### [What this task involves]
Write the number of lines holding the word "from", and nothing else.

===

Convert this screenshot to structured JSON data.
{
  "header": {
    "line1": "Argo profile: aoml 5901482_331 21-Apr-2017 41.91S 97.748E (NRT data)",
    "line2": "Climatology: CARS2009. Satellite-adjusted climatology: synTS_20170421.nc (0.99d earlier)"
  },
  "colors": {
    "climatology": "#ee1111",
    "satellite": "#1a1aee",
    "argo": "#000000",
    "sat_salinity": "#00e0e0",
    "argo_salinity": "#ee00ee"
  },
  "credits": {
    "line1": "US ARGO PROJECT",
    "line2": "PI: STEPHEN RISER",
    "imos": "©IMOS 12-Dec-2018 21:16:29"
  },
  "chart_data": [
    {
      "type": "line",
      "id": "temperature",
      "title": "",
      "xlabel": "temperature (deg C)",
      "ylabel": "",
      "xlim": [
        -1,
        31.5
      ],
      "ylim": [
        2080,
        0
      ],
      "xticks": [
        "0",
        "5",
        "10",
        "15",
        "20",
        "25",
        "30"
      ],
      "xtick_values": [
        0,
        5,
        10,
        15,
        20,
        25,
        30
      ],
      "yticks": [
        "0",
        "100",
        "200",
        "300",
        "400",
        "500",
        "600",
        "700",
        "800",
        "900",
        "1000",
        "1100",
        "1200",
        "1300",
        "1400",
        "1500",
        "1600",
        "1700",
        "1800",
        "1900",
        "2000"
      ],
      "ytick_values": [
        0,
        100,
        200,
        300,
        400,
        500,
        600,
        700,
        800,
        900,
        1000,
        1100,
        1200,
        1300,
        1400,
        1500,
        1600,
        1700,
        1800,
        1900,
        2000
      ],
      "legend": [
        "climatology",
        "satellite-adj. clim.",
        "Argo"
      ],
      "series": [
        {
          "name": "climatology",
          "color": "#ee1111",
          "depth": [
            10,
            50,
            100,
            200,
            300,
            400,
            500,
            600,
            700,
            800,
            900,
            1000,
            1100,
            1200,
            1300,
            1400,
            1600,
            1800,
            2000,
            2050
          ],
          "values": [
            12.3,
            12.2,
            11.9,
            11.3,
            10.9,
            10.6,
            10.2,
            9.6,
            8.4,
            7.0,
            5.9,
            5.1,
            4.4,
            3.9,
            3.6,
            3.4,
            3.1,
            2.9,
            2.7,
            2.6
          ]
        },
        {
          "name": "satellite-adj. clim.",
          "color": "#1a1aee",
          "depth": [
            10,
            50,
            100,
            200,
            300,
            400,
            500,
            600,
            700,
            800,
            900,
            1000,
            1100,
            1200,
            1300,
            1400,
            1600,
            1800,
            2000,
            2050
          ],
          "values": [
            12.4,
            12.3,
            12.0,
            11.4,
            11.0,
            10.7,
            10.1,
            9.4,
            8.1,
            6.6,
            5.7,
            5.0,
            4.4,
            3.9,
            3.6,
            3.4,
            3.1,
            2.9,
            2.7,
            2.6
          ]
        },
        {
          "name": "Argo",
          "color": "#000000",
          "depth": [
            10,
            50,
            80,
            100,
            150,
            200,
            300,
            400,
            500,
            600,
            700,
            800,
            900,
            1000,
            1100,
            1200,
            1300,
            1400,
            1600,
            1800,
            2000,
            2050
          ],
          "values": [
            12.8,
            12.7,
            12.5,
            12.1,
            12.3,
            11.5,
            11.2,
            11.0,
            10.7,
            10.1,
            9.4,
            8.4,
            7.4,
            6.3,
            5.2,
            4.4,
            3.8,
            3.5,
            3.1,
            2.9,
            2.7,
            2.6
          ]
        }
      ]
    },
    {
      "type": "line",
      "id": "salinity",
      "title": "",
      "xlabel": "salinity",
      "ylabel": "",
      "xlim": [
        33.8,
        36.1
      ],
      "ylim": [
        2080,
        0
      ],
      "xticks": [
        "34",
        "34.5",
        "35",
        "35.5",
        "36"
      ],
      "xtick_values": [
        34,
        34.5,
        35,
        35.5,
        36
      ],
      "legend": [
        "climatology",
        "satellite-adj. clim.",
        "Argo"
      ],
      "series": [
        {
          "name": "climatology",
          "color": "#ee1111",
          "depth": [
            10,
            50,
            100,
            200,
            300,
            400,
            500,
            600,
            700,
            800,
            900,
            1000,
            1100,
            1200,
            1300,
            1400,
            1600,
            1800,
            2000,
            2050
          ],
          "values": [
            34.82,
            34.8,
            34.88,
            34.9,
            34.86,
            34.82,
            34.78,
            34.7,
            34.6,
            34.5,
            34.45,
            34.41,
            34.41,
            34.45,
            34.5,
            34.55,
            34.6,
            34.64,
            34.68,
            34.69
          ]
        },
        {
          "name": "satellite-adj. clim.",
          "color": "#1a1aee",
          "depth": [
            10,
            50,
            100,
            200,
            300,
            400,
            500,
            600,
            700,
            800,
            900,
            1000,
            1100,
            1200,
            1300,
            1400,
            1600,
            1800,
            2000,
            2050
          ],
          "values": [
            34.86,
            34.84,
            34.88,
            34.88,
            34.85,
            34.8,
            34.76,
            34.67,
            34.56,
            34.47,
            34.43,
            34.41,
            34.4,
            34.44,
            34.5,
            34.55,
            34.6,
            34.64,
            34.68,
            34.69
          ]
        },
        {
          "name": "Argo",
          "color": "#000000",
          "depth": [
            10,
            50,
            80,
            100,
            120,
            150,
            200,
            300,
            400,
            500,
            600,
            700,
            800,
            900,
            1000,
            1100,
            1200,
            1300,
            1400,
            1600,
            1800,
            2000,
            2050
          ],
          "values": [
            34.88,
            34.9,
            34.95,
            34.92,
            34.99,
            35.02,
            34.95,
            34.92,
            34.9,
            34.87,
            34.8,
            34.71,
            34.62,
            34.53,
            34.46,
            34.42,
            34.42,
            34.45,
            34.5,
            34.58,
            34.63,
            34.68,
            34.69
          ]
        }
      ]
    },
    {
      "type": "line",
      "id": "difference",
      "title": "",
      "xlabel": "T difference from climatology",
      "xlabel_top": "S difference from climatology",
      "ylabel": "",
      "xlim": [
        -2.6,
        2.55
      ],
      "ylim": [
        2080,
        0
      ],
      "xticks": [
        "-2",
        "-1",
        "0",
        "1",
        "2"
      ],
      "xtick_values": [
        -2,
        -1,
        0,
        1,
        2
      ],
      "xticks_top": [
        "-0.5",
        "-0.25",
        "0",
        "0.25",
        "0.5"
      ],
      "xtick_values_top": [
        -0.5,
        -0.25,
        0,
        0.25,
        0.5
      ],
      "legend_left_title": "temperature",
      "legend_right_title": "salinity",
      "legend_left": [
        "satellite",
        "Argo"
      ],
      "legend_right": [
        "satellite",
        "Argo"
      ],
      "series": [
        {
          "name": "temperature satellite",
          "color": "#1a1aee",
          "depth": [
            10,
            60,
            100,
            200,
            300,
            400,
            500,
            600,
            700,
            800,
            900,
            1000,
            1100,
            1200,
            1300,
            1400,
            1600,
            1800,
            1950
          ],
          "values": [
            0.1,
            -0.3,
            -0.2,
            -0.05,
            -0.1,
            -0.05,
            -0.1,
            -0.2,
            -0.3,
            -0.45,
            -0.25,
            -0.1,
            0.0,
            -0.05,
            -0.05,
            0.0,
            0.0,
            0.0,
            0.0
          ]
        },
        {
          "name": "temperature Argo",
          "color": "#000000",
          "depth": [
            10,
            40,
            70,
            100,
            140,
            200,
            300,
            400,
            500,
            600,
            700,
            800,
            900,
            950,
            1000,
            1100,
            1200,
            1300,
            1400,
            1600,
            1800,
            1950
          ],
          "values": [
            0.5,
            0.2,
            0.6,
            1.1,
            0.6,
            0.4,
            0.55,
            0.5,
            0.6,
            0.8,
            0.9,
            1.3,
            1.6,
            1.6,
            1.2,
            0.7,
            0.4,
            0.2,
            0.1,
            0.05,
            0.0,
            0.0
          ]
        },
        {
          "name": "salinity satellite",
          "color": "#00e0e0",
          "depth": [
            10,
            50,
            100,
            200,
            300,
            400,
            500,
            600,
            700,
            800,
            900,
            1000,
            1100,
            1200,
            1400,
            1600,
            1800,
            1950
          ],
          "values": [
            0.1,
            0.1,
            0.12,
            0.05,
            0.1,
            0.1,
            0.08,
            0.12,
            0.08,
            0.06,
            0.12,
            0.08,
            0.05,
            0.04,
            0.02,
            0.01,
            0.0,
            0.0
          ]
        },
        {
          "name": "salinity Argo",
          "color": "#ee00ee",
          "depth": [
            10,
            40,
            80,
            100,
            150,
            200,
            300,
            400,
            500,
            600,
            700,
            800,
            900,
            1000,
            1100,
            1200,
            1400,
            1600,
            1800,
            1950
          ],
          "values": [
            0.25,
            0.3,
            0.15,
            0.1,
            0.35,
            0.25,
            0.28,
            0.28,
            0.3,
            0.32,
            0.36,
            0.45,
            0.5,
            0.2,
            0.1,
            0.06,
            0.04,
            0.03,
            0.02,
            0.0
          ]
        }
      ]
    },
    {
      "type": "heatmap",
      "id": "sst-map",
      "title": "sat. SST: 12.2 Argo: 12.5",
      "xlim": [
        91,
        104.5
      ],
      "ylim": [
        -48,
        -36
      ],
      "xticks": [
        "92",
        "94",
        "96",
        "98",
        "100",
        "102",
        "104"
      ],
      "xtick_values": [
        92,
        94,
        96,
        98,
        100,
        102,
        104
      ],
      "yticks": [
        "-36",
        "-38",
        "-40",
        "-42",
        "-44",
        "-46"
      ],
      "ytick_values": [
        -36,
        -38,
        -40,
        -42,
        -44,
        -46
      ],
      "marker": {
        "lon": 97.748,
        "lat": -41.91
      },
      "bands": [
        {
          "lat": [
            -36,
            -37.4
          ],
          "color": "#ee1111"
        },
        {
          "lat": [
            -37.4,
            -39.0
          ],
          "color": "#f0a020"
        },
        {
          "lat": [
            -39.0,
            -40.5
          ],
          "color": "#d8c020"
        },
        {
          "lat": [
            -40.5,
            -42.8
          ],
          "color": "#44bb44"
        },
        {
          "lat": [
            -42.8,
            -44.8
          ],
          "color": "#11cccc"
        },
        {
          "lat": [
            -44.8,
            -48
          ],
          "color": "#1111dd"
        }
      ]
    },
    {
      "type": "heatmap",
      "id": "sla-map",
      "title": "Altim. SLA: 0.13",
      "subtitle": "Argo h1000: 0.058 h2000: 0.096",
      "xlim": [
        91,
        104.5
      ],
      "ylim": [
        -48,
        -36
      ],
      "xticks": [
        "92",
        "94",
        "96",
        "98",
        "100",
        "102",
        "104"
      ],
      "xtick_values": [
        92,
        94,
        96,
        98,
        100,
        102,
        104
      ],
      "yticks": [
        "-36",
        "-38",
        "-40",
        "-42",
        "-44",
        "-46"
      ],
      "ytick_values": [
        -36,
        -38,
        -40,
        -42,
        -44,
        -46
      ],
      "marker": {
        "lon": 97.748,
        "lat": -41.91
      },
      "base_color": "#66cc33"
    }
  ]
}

===

### [Final result]
2